◆ Aim
In the data below, locate each line with the word "JSON" and list it.

*-*-*

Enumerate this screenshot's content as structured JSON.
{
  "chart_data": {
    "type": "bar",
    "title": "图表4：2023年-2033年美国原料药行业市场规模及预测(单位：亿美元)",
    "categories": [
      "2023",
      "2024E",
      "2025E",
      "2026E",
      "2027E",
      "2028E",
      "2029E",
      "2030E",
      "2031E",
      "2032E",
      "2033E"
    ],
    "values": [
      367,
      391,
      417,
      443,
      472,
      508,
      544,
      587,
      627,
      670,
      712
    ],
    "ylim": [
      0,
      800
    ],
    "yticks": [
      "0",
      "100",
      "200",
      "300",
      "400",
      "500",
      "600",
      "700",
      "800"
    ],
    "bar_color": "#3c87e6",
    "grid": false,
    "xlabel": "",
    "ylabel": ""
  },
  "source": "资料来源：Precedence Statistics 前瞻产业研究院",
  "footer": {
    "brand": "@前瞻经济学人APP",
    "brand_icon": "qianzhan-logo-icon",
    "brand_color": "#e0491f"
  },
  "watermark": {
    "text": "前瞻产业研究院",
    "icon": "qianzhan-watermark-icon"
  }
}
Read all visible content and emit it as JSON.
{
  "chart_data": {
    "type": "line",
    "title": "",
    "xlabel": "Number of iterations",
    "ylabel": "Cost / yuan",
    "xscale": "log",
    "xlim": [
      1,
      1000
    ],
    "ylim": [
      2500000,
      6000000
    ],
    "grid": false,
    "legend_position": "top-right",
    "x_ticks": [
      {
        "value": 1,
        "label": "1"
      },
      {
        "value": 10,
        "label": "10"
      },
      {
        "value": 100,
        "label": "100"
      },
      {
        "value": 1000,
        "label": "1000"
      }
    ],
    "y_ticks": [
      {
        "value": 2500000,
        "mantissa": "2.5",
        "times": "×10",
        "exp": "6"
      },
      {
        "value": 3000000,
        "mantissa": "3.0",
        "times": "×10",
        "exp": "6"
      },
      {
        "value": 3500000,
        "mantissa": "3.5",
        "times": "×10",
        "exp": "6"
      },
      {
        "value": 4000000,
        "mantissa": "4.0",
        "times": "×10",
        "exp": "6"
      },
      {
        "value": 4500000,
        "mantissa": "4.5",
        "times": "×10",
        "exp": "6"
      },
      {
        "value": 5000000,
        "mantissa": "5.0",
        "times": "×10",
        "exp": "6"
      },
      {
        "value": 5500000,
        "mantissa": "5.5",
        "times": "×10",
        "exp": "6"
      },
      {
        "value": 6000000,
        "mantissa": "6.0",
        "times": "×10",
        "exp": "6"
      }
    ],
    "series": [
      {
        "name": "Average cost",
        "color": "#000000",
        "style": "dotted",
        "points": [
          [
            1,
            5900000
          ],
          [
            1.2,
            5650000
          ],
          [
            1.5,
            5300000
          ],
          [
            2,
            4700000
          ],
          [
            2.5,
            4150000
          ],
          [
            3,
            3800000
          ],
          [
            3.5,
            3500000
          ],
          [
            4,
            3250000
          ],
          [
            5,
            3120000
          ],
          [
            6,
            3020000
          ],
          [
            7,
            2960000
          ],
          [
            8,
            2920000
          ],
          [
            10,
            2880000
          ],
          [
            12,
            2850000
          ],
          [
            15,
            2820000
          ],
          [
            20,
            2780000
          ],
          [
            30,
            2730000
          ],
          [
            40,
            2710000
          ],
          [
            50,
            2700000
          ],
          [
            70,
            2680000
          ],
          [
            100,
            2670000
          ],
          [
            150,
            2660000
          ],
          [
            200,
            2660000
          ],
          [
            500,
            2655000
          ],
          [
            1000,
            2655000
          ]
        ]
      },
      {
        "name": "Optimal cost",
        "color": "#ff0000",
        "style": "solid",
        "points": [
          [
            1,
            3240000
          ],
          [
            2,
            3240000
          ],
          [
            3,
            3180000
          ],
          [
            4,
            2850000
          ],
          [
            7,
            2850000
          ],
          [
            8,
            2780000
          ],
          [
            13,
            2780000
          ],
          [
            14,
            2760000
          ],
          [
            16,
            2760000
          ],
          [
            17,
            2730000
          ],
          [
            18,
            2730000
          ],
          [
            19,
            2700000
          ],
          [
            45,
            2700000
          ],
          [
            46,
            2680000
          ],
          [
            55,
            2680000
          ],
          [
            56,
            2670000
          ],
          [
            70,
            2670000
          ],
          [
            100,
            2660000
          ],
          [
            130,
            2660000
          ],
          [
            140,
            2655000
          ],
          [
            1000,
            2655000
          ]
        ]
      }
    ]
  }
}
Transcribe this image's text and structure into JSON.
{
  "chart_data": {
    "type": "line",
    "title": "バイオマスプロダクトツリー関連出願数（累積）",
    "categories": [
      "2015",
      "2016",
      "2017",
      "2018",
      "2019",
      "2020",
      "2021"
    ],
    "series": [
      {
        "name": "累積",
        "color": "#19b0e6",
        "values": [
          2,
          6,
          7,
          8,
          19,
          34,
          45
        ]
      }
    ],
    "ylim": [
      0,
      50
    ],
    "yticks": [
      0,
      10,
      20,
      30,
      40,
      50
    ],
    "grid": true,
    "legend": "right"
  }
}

*-*-*

◆ Complete answer
Enumerate this screenshot's content as structured JSON.
Read all visible content and emit it as JSON.
Transcribe this image's text and structure into JSON.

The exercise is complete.